- _Goals_:
• 1. Write out the court opinion word for word, from "Retired judge of" to "subd. 3 (2006).".
• 2. Pick up the court opinion on the five-acre parcel after its last sentence and keep it going.

- _Document passage_:
Minnesota Court of Appeals
May 20, 2008
No. A07-0650 (Minn. Ct. App. May. 20, 2008)

Opinion

No. A07-0650.

Filed May 20, 2008.

Appeal from the District Court, Chisago County, File No. 13-FA-05-107.

Andrew J. Laufers, Dudley and Smith, P.A., (for respondent).

Louise E. Livesay, Livesay Law Office L.L.C., (for appellant).

Considered and decided by Johnson, Presiding Judge; Lansing, Judge; and Collins, Judge.

Retired judge of the district court, serving as judge of the Minnesota Court of Appeals by appointment pursuant to Minn. Const. art. VI, § 10.


This opinion will be unpublished and may not be cited except as provided by Minn. Stat. § 480A.08, subd. 3 (2006).


UNPUBLISHED OPINION


Darrin Zachrison challenges the district court's determination in a marital-dissolution proceeding that the five-acre parcel on which he and Beth Erickson built their home is marital property. Zachrison maintains that, despite the warranty deed conveying the land to Zachrison and Erickson as joint tenants, his parents intended to gift the land to him individually. Because Zachrison has not demonstrated that the district court erred as a matter of law by finding that the land is marital property, we affirm.

FACTS

Following a contested evidentiary hearing in December 2006, Darrin Zachrison and Beth Erickson, formerly Beth Zachrison, submitted written arguments on the issues that they had been unable to resolve in their marital-dissolution proceeding. Zachrison's written submission identified the two primary issues as the length of Zachrison's summer parenting time with their two children and the classification of the five acres on which their home was built as marital or nonmarital property.

The district court issued findings of fact, conclusions of law, and an order for judgment in January 2007. With respect to the five-acre parcel of land, the district court found that it was marital property gifted jointly to Zachrison and Erickson. The district court ordered division of the property by providing that Zachrison would have "all right, title, interest, and equity" in the property "[s]ubject to a lien for [Erickson] for one half (1/2) of the equity, or $45,149.50, in cash property settlement . . . or in the alternative the house should be sold to pay out [Erickson's] interest." In this appeal from judgment, Zachrison challenges only the district court's classification of the five-acre parcel as marital property.

- _Given data_:
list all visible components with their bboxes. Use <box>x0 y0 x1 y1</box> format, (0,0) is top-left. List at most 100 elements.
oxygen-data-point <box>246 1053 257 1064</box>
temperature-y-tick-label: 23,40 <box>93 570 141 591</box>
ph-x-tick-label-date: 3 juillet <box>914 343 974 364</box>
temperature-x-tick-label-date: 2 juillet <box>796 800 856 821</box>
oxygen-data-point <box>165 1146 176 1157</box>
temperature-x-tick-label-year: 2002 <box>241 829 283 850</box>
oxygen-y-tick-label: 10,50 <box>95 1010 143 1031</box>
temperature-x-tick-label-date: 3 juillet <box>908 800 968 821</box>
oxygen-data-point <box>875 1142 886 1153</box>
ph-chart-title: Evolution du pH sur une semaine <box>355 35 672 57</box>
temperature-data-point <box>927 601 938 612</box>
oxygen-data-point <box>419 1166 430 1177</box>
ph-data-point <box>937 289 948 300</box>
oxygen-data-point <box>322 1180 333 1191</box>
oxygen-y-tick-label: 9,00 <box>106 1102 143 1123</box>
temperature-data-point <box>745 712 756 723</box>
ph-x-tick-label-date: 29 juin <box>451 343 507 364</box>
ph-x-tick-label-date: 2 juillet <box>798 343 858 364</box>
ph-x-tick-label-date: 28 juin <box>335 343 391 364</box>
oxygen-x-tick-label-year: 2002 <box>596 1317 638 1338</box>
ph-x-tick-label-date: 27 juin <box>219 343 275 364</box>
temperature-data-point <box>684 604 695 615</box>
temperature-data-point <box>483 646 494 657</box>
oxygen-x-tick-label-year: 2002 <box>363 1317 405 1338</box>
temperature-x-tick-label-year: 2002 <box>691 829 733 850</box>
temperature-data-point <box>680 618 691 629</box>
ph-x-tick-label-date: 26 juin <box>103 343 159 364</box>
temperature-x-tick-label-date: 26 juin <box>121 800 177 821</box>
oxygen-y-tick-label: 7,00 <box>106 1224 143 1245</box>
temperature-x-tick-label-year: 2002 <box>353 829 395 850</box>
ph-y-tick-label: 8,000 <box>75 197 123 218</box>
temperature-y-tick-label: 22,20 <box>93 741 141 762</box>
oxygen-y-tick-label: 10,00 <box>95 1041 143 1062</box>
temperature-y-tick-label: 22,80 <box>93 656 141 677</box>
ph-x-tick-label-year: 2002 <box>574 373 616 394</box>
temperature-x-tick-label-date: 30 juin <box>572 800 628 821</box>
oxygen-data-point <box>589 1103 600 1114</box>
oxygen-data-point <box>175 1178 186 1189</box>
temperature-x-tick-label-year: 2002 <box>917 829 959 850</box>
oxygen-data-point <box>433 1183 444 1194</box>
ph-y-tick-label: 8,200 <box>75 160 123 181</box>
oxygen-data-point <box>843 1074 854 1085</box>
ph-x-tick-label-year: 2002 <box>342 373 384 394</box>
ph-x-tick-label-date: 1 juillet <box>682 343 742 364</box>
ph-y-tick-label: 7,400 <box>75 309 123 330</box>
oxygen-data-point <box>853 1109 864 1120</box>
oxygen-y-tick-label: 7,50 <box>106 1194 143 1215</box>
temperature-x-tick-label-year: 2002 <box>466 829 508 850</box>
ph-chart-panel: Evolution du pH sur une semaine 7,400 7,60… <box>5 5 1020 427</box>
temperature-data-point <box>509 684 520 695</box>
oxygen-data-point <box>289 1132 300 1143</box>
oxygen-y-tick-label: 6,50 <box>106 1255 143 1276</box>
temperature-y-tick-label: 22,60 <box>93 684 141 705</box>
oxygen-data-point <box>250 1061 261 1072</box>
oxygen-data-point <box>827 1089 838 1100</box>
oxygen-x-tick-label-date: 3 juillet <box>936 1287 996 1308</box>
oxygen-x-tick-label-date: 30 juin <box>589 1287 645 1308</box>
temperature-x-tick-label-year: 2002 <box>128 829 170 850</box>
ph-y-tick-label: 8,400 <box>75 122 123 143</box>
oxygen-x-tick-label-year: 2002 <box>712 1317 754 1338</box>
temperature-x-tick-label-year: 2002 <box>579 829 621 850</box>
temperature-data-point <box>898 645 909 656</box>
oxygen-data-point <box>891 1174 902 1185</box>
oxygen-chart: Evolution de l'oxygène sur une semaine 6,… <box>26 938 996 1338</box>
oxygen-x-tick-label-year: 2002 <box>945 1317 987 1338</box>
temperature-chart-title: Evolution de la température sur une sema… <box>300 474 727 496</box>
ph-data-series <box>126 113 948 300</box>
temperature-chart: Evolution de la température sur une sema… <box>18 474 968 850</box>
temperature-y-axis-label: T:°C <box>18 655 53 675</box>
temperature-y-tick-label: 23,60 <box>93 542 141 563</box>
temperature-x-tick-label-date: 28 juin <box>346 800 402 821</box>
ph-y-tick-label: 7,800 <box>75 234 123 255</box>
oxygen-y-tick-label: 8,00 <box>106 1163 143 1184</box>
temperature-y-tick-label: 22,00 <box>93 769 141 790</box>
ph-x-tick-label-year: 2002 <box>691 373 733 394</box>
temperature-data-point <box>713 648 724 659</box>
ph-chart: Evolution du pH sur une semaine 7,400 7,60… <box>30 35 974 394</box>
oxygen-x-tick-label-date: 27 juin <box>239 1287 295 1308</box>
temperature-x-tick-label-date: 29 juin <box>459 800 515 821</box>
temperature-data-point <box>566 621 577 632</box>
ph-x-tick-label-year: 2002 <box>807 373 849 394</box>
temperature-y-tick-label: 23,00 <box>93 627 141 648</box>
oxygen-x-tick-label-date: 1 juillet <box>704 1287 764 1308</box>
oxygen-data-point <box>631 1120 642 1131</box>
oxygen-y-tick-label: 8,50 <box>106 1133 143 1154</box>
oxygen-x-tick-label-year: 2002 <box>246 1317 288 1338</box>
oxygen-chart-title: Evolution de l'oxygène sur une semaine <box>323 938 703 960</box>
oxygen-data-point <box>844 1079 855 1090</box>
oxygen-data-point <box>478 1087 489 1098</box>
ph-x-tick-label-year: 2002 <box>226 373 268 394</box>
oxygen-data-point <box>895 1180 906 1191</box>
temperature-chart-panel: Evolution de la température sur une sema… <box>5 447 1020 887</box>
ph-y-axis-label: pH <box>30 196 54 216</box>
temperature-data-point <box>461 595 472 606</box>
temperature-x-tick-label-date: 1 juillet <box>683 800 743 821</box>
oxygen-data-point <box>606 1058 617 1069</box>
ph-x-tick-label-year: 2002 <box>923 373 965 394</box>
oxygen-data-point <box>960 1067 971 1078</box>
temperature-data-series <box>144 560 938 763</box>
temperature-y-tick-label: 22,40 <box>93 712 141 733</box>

- _Written answers_:
• 1.
Retired judge of the district court, serving as judge of the Minnesota Court of Appeals by appointment pursuant to Minn. Const. art. VI, § 10.


This opinion will be unpublished and may not be cited except as provided by Minn. Stat. § 480A.08, subd. 3 (2006).

• 2.
At the contested evidentiary hearing, four witnesses provided testimony on whether the property was marital or nonmarital. Erickson testified that she and Zachrison were married in February 1989 and, in 1993, Zachrison's parents, Donald and Nancy Zachrison gave the five-acre parcel both to her and Zachrison. Erickson and Zachrison built a house on the property in 1993-94 and lived there with their two children. Erickson said that Zachrison's parents had told them that they would not give them the property until they married. She said that this same condition was imposed on Zachrison's brother before he received an equivalent gift of land. The warranty deed, which Erickson submitted as an exhibit, was dated May 7, 1993, and stated, "Donald L. Zachrison and Nancy L. Zachrison, husband and wife, Grantor(s), hereby convey(s) and warrant(s) to Darrin J. Zachrison and Beth M. Zachrison, Grantees as joint tenants, real property in Chisago County."

Zachrison testified that they obtained the five-acre parcel when "my father gave it to me, us." He stated that it was given to him as part of his father's will a year or so before they started to build the house in 1993, but that his father had to "give it to us so we could get a loan for it." He said that he understood that the land was meant for him because "if I hadn't been married it would have been mine, so [yes], it was meant for me." In a 2005 affidavit Zachrison said, "[t]he home [Erickson] and I reside in is on a parcel of land that is part of acreage that has been in my family for one-hundred fifty (150) years."

Zachrison's parents also testified. Donald Zachrison said that he intended to give the property only to Zachrison. He stated that he considered the property part of Zachrison's inheritance and that his "intention for that property was to provide my son with a piece of property that he could one day build a home on." He said that, if Zachrison and Erickson could have obtained a mortgage without both of their names on the deed, he would have put the property "in [Zachrison's] name alone." Donald Zachrison submitted his November 1991 will as evidence of his intent to give the homestead property only to his son. The will states:

At the time of making this [w]ill I am in the process of giving to my son Darrin a five (5) acre parcel of land. . . . If at the time of my death I have not made similar gifts of land to my other children, I direct that before making [other] distributions . . . there first be paid to my other children . . . the fair market value of the parcel given to my son Darrin.

On cross-examination, Donald Zachrison acknowledged that the deed conveyed the property to both Zachrison and Erickson and that no signed writing existed that indicated the property should be only in Zachrison's name. Nancy Zachrison testified, consistent with her husband's testimony, that she and her husband intended to give the property to Zachrison and that they put both names on the deed to allow Zachrison and Erickson to obtain a mortgage on the property.

The dissolution judgment contains a specific finding that the homestead property "was gifted to [Zachrison and Erickson] via [w]arranty [d]eed on May 7, 1993" and that "[t]he testimony of Donald Zachrison that it was meant to go to [Zachrison] alone is not credible since no signed writing exists after the [d]eed on May 7, 1993, evidencing that intent." On appeal, Zachrison argues that the district court erred as a matter of law when it rejected his claim that the five-acre parcel was nonmarital property.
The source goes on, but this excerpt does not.